* WRITTEN EXERCISE *
It is required that all of the data be written out exactly.

Records from a dataset

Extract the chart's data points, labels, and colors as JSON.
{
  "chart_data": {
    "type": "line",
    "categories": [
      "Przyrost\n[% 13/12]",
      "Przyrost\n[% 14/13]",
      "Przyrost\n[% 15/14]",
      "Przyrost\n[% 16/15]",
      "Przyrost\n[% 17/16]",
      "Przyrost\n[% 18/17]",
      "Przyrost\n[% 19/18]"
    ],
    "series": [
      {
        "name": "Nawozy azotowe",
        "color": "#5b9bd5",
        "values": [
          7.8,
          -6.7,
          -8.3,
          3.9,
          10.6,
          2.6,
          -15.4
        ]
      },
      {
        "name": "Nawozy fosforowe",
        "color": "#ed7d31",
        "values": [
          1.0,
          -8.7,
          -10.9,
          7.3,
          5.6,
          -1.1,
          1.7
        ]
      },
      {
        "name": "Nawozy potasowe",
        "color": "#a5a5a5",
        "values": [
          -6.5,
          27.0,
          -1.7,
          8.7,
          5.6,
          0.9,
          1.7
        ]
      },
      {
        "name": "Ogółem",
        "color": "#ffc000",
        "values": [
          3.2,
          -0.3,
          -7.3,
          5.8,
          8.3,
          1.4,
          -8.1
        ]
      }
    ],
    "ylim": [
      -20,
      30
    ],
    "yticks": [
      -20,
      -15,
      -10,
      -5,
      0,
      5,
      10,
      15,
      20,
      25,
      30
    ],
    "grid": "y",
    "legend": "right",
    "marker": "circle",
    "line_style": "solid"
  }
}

* OUTPUT FOR THIS TASK *
Extract the chart's data points, labels, and colors as JSON.
{
  "chart_data": {
    "type": "line",
    "categories": [
      "Przyrost\n[% 13/12]",
      "Przyrost\n[% 14/13]",
      "Przyrost\n[% 15/14]",
      "Przyrost\n[% 16/15]",
      "Przyrost\n[% 17/16]",
      "Przyrost\n[% 18/17]",
      "Przyrost\n[% 19/18]"
    ],
    "series": [
      {
        "name": "Nawozy azotowe",
        "color": "#5b9bd5",
        "values": [
          7.8,
          -6.7,
          -8.3,
          3.9,
          10.6,
          2.6,
          -15.4
        ]
      },
      {
        "name": "Nawozy fosforowe",
        "color": "#ed7d31",
        "values": [
          1.0,
          -8.7,
          -10.9,
          7.3,
          5.6,
          -1.1,
          1.7
        ]
      },
      {
        "name": "Nawozy potasowe",
        "color": "#a5a5a5",
        "values": [
          -6.5,
          27.0,
          -1.7,
          8.7,
          5.6,
          0.9,
          1.7
        ]
      },
      {
        "name": "Ogółem",
        "color": "#ffc000",
        "values": [
          3.2,
          -0.3,
          -7.3,
          5.8,
          8.3,
          1.4,
          -8.1
        ]
      }
    ],
    "ylim": [
      -20,
      30
    ],
    "yticks": [
      -20,
      -15,
      -10,
      -5,
      0,
      5,
      10,
      15,
      20,
      25,
      30
    ],
    "grid": "y",
    "legend": "right",
    "marker": "circle",
    "line_style": "solid"
  }
}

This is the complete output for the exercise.